* GOAL OF THE EXERCISE
Copy every line of the material below word for word.

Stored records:
◆ ◆ ◆ ◆ ◆ ◆ ◆
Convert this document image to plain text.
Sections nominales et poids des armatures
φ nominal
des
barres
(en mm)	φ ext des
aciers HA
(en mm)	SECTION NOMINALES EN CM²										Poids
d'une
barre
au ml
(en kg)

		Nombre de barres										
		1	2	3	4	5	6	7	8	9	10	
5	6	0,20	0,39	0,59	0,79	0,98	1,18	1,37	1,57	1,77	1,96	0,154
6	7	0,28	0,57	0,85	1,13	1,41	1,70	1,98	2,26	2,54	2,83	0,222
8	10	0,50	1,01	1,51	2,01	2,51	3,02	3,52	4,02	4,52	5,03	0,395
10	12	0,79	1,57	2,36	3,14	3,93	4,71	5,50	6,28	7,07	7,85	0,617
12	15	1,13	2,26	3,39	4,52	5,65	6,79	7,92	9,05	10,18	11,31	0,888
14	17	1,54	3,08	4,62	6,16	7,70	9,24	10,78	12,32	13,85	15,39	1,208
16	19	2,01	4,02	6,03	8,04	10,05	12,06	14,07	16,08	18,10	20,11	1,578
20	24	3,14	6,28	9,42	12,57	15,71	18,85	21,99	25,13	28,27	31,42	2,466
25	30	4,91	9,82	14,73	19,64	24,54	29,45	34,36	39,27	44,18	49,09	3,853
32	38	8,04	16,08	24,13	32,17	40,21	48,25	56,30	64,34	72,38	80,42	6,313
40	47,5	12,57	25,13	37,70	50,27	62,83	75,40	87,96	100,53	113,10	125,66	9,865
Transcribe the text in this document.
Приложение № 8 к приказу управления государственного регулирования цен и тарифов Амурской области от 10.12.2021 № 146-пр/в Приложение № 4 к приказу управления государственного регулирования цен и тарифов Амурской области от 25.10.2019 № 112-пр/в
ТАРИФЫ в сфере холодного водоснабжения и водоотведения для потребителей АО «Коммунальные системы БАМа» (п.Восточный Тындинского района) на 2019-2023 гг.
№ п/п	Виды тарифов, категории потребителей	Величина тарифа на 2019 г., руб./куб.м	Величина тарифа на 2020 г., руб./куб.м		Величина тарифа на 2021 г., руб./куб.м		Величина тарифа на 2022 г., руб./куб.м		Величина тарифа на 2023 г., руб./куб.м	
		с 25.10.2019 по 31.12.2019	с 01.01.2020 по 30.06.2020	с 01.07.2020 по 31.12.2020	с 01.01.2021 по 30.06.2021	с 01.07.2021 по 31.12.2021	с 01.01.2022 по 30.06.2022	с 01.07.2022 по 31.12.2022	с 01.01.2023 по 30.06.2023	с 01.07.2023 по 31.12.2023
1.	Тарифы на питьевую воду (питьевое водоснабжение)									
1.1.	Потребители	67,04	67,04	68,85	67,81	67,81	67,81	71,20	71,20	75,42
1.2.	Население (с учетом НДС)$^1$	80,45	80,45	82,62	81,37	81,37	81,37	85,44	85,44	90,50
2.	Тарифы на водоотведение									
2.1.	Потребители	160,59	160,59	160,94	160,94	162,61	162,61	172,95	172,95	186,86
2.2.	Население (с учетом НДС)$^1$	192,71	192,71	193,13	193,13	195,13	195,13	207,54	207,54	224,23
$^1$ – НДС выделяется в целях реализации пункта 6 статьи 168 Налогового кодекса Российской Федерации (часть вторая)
◆ ◆ ◆ ◆ ◆ ◆ ◆
* EXERCISE ANSWER
Convert this document image to plain text.
Sections nominales et poids des armatures
φ nominal
des
barres
(en mm)	φ ext des
aciers HA
(en mm)	SECTION NOMINALES EN CM²										Poids
d'une
barre
au ml
(en kg)

		Nombre de barres										
		1	2	3	4	5	6	7	8	9	10	
5	6	0,20	0,39	0,59	0,79	0,98	1,18	1,37	1,57	1,77	1,96	0,154
6	7	0,28	0,57	0,85	1,13	1,41	1,70	1,98	2,26	2,54	2,83	0,222
8	10	0,50	1,01	1,51	2,01	2,51	3,02	3,52	4,02	4,52	5,03	0,395
10	12	0,79	1,57	2,36	3,14	3,93	4,71	5,50	6,28	7,07	7,85	0,617
12	15	1,13	2,26	3,39	4,52	5,65	6,79	7,92	9,05	10,18	11,31	0,888
14	17	1,54	3,08	4,62	6,16	7,70	9,24	10,78	12,32	13,85	15,39	1,208
16	19	2,01	4,02	6,03	8,04	10,05	12,06	14,07	16,08	18,10	20,11	1,578
20	24	3,14	6,28	9,42	12,57	15,71	18,85	21,99	25,13	28,27	31,42	2,466
25	30	4,91	9,82	14,73	19,64	24,54	29,45	34,36	39,27	44,18	49,09	3,853
32	38	8,04	16,08	24,13	32,17	40,21	48,25	56,30	64,34	72,38	80,42	6,313
40	47,5	12,57	25,13	37,70	50,27	62,83	75,40	87,96	100,53	113,10	125,66	9,865
Transcribe the text in this document.
Приложение № 8 к приказу управления государственного регулирования цен и тарифов Амурской области от 10.12.2021 № 146-пр/в Приложение № 4 к приказу управления государственного регулирования цен и тарифов Амурской области от 25.10.2019 № 112-пр/в
ТАРИФЫ в сфере холодного водоснабжения и водоотведения для потребителей АО «Коммунальные системы БАМа» (п.Восточный Тындинского района) на 2019-2023 гг.
№ п/п	Виды тарифов, категории потребителей	Величина тарифа на 2019 г., руб./куб.м	Величина тарифа на 2020 г., руб./куб.м		Величина тарифа на 2021 г., руб./куб.м		Величина тарифа на 2022 г., руб./куб.м		Величина тарифа на 2023 г., руб./куб.м	
		с 25.10.2019 по 31.12.2019	с 01.01.2020 по 30.06.2020	с 01.07.2020 по 31.12.2020	с 01.01.2021 по 30.06.2021	с 01.07.2021 по 31.12.2021	с 01.01.2022 по 30.06.2022	с 01.07.2022 по 31.12.2022	с 01.01.2023 по 30.06.2023	с 01.07.2023 по 31.12.2023
1.	Тарифы на питьевую воду (питьевое водоснабжение)									
1.1.	Потребители	67,04	67,04	68,85	67,81	67,81	67,81	71,20	71,20	75,42
1.2.	Население (с учетом НДС)$^1$	80,45	80,45	82,62	81,37	81,37	81,37	85,44	85,44	90,50
2.	Тарифы на водоотведение									
2.1.	Потребители	160,59	160,59	160,94	160,94	162,61	162,61	172,95	172,95	186,86
2.2.	Население (с учетом НДС)$^1$	192,71	192,71	193,13	193,13	195,13	195,13	207,54	207,54	224,23
$^1$ – НДС выделяется в целях реализации пункта 6 статьи 168 Налогового кодекса Российской Федерации (часть вторая)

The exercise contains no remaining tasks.